▸ Task objective: Which lines contain the string "общего"? Please list every one of them.

Records contained in a dataset
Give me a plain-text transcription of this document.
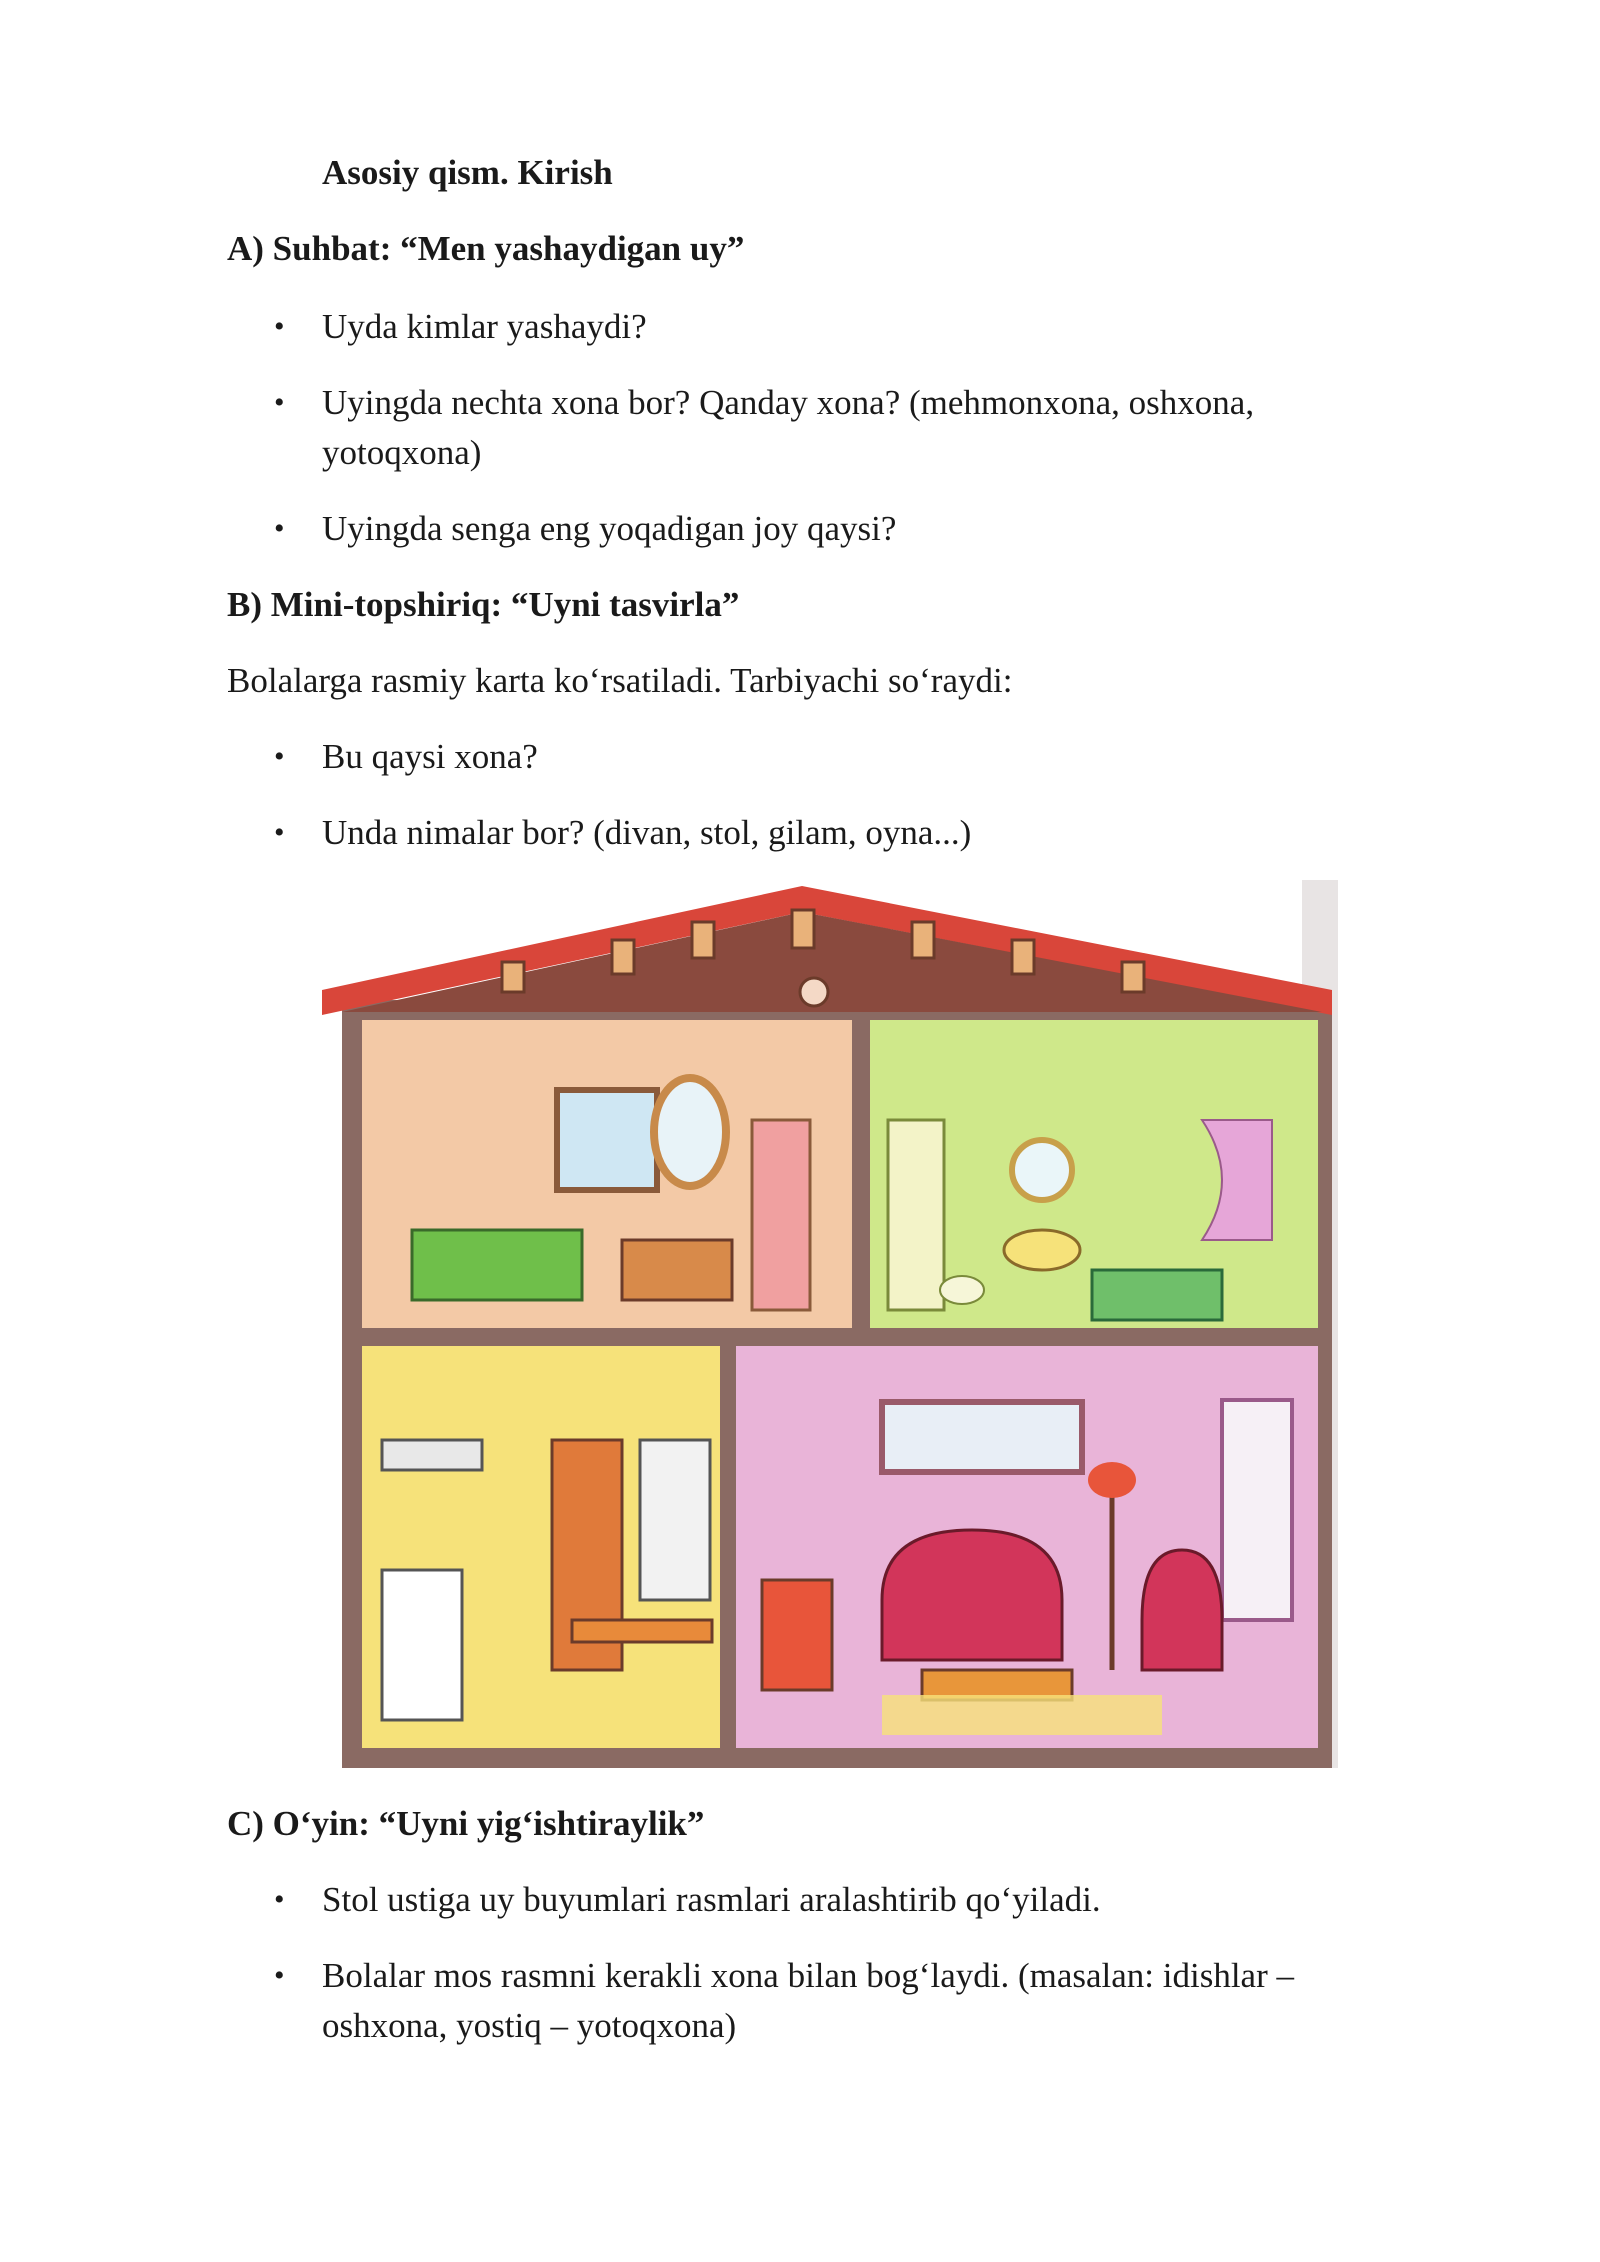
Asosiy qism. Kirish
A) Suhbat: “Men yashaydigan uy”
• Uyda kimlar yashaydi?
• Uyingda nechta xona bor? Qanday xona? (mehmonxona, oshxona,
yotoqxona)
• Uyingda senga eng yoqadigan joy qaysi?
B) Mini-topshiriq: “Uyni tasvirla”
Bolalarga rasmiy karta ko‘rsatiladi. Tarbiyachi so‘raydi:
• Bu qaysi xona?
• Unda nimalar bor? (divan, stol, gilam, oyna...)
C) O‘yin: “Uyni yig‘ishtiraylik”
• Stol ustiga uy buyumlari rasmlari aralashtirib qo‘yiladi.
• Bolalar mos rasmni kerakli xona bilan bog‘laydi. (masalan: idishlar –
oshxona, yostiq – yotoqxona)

--

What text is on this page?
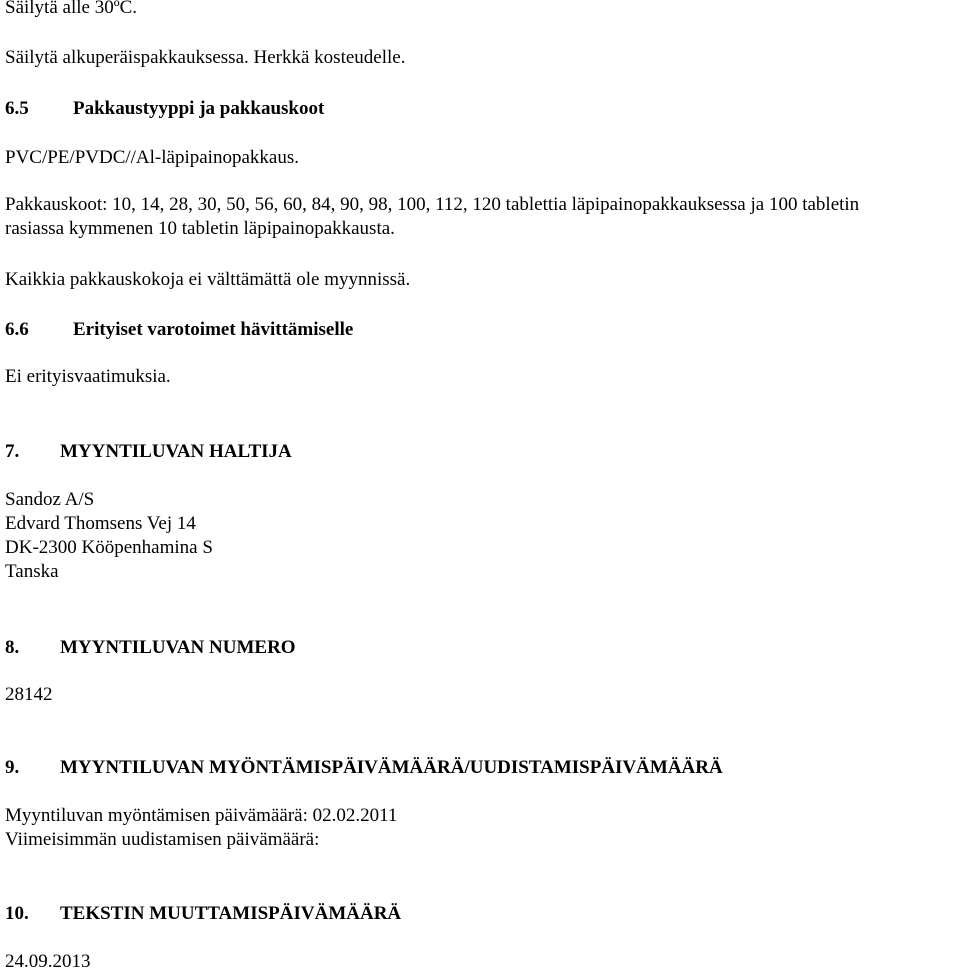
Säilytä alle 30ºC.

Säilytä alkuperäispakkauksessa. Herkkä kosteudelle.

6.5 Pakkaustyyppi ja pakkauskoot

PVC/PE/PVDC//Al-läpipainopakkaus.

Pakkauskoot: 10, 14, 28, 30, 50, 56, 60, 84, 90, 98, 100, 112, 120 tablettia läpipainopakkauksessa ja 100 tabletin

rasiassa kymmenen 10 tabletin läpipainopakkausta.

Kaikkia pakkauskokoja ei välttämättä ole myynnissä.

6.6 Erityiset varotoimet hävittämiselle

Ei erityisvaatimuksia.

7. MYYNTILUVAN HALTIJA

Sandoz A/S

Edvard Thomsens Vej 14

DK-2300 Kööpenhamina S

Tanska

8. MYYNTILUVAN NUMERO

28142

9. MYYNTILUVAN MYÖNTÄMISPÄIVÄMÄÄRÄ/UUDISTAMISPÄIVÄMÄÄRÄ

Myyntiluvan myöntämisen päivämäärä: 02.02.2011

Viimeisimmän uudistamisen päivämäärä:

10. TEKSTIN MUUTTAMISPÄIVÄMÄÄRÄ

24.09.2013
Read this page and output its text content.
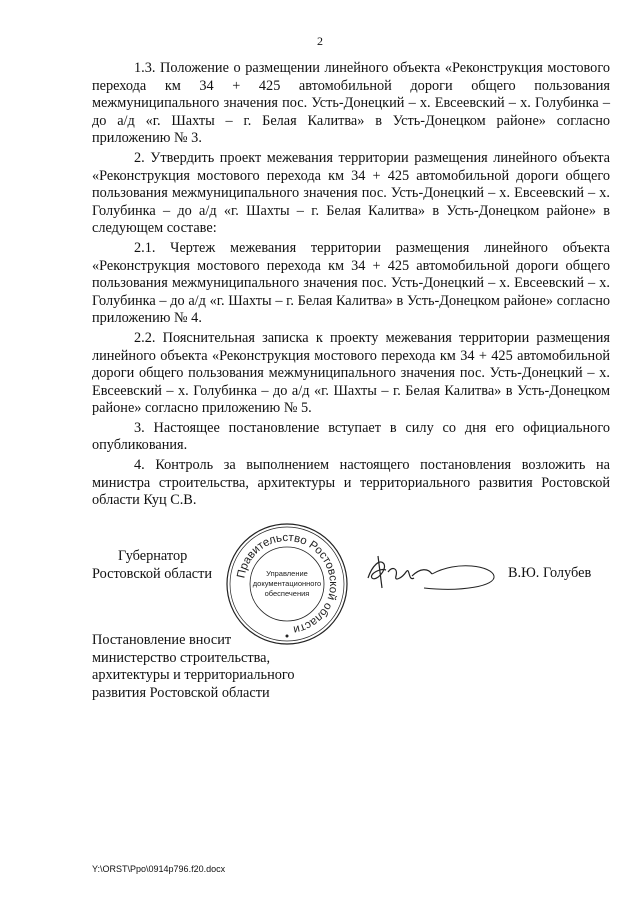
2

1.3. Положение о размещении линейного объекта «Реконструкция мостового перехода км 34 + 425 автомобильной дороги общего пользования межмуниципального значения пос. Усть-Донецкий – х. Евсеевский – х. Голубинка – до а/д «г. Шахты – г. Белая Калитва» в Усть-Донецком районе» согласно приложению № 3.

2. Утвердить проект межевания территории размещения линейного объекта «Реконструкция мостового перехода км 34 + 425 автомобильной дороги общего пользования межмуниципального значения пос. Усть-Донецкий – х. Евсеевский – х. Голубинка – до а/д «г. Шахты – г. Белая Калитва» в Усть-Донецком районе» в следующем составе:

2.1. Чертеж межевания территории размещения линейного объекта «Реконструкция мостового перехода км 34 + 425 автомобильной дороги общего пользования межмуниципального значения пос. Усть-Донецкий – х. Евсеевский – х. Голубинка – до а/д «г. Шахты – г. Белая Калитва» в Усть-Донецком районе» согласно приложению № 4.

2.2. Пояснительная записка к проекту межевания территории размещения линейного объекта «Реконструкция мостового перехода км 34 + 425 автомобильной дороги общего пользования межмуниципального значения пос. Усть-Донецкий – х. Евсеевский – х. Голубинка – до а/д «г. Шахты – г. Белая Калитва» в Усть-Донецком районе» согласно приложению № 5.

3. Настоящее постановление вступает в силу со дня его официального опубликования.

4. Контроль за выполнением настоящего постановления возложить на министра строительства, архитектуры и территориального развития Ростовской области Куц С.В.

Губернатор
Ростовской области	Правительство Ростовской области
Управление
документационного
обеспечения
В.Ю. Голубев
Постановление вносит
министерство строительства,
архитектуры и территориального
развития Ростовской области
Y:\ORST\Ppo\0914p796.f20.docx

* * *

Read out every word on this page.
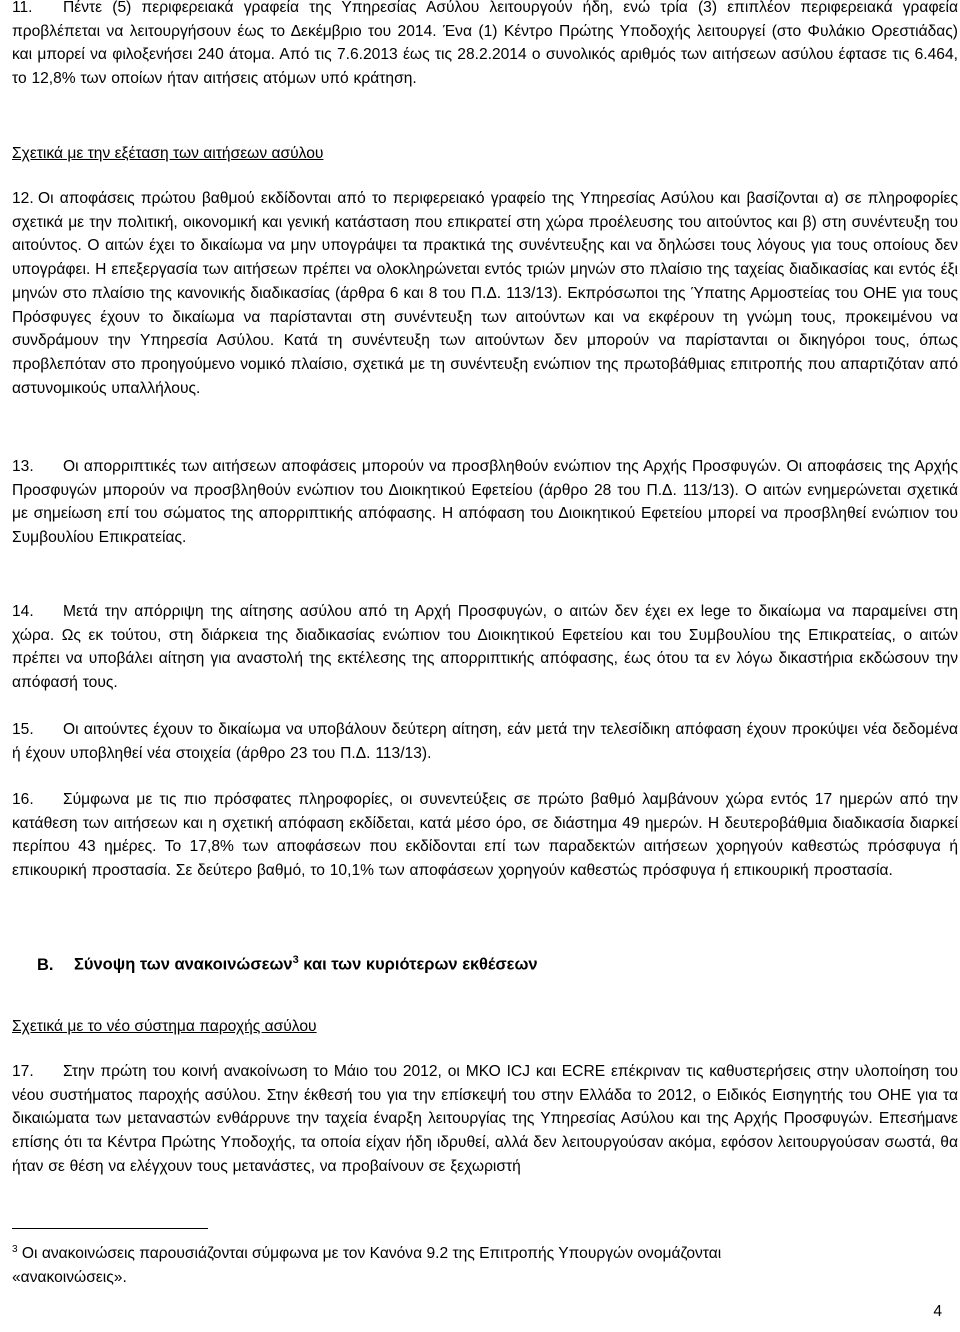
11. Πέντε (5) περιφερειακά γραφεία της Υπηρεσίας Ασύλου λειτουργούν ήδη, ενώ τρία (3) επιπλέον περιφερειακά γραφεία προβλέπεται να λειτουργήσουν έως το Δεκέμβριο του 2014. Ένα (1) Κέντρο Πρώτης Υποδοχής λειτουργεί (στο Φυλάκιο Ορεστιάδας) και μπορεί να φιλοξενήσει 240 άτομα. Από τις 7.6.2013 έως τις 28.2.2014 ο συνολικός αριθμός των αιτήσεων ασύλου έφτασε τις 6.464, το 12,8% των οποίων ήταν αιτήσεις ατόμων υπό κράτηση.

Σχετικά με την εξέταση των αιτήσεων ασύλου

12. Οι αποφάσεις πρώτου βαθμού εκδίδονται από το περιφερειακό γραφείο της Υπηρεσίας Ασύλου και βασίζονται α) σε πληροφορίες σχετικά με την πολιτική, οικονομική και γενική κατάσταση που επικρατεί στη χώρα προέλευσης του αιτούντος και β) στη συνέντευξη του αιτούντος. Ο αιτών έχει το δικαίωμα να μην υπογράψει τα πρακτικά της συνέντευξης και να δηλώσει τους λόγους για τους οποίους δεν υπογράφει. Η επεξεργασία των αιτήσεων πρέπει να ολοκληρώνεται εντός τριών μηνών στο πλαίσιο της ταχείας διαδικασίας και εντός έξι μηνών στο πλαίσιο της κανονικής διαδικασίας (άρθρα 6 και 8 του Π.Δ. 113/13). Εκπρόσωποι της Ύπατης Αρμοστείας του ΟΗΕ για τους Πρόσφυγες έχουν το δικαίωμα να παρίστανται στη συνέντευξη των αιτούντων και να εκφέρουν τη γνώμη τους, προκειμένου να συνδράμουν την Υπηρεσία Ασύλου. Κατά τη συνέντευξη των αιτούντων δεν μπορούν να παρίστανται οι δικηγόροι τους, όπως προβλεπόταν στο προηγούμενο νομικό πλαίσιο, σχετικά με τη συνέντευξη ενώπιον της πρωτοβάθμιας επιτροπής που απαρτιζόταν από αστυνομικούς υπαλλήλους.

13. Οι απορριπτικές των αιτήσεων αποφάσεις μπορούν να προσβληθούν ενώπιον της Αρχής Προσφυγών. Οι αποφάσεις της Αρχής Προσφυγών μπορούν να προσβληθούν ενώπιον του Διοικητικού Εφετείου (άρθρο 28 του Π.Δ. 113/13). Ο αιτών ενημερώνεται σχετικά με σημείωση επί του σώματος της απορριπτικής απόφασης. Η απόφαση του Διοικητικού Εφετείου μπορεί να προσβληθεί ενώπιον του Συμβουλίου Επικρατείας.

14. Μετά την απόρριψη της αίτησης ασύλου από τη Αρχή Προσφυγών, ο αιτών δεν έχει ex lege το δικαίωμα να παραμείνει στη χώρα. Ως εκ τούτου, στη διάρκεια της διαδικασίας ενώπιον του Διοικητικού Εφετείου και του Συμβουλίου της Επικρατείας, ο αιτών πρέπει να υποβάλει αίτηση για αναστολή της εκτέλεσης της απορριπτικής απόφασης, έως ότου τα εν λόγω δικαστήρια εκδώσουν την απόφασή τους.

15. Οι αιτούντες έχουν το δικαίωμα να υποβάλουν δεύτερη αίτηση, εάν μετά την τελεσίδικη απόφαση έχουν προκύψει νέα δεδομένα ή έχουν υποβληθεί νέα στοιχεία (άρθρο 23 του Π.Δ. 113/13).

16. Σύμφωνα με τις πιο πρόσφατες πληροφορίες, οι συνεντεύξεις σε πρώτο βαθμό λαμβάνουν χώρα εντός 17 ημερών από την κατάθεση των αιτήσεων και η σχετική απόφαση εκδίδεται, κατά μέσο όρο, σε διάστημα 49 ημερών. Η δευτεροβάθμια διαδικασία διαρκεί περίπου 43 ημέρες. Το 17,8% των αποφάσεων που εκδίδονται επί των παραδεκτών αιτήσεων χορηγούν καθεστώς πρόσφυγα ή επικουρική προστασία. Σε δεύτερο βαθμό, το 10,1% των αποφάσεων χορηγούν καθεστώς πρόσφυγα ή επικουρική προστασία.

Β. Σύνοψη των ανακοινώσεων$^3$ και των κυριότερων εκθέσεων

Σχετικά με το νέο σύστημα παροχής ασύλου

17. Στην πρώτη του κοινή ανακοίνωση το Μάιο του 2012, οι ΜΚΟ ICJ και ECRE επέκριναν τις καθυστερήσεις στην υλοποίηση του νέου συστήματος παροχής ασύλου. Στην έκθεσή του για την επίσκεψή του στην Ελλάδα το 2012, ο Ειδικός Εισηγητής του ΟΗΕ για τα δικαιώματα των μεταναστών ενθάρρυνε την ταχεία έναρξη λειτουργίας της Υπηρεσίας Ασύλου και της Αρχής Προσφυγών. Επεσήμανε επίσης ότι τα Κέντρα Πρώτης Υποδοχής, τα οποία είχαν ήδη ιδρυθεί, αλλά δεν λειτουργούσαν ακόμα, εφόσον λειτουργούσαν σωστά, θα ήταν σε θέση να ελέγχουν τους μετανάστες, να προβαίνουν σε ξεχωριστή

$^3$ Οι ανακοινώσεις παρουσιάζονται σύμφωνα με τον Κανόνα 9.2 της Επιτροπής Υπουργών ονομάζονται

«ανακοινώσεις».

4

▸ Solution:
1.3. Положение о размещении линейного объекта «Реконструкция мостового перехода км 34 + 425 автомобильной дороги общего пользования межмуниципального значения пос. Усть-Донецкий – х. Евсеевский – х. Голубинка – до а/д «г. Шахты – г. Белая Калитва» в Усть-Донецком районе» согласно приложению № 3.
2. Утвердить проект межевания территории размещения линейного объекта «Реконструкция мостового перехода км 34 + 425 автомобильной дороги общего пользования межмуниципального значения пос. Усть-Донецкий – х. Евсеевский – х. Голубинка – до а/д «г. Шахты – г. Белая Калитва» в Усть-Донецком районе» в следующем составе:
2.1. Чертеж межевания территории размещения линейного объекта «Реконструкция мостового перехода км 34 + 425 автомобильной дороги общего пользования межмуниципального значения пос. Усть-Донецкий – х. Евсеевский – х. Голубинка – до а/д «г. Шахты – г. Белая Калитва» в Усть-Донецком районе» согласно приложению № 4.
2.2. Пояснительная записка к проекту межевания территории размещения линейного объекта «Реконструкция мостового перехода км 34 + 425 автомобильной дороги общего пользования межмуниципального значения пос. Усть-Донецкий – х. Евсеевский – х. Голубинка – до а/д «г. Шахты – г. Белая Калитва» в Усть-Донецком районе» согласно приложению № 5.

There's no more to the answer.